┌─ Input material
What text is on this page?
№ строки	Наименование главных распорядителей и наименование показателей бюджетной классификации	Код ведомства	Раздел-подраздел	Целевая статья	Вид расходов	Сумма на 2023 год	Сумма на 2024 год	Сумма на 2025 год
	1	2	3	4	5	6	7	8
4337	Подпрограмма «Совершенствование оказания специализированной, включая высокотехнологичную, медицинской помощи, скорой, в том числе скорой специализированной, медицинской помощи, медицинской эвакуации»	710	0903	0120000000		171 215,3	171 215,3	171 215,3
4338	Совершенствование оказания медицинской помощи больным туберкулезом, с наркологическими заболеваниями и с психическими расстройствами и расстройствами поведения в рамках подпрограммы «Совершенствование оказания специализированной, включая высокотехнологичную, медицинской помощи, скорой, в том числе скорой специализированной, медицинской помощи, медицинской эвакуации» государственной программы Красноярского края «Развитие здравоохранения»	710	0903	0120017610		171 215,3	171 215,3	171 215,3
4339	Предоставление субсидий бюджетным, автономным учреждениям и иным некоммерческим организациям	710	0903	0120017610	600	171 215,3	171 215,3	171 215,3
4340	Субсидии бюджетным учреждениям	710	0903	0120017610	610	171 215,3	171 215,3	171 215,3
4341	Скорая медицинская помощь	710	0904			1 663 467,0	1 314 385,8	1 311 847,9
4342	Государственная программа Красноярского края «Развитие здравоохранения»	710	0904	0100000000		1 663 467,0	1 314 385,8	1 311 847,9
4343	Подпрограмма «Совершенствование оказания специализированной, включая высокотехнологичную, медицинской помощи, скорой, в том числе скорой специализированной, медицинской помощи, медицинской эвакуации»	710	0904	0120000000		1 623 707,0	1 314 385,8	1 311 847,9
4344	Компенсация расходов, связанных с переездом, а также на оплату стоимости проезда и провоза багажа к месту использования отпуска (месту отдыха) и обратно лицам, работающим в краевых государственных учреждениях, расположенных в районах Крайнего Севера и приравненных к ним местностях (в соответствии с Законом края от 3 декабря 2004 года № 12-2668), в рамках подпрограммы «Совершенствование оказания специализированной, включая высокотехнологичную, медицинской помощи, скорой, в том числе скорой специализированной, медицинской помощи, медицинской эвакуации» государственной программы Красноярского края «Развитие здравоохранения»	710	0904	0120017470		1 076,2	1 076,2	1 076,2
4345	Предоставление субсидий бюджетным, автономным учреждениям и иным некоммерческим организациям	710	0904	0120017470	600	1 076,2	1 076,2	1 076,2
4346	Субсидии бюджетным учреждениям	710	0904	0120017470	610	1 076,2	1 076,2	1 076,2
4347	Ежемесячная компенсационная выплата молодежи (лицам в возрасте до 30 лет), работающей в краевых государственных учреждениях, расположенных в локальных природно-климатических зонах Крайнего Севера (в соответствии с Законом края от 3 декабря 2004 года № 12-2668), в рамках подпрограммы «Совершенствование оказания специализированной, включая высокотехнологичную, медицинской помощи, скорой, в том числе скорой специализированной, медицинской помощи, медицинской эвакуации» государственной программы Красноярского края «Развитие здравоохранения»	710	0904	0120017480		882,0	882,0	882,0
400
└─
=== What is being asked ===
Show all lines from the listing above in which "учреждениям" appears.

=== Solution to the exercise ===
4339	Предоставление субсидий бюджетным, автономным учреждениям и иным некоммерческим организациям	710	0903	0120017610	600	171 215,3	171 215,3	171 215,3
4340	Субсидии бюджетным учреждениям	710	0903	0120017610	610	171 215,3	171 215,3	171 215,3
4345	Предоставление субсидий бюджетным, автономным учреждениям и иным некоммерческим организациям	710	0904	0120017470	600	1 076,2	1 076,2	1 076,2
4346	Субсидии бюджетным учреждениям	710	0904	0120017470	610	1 076,2	1 076,2	1 076,2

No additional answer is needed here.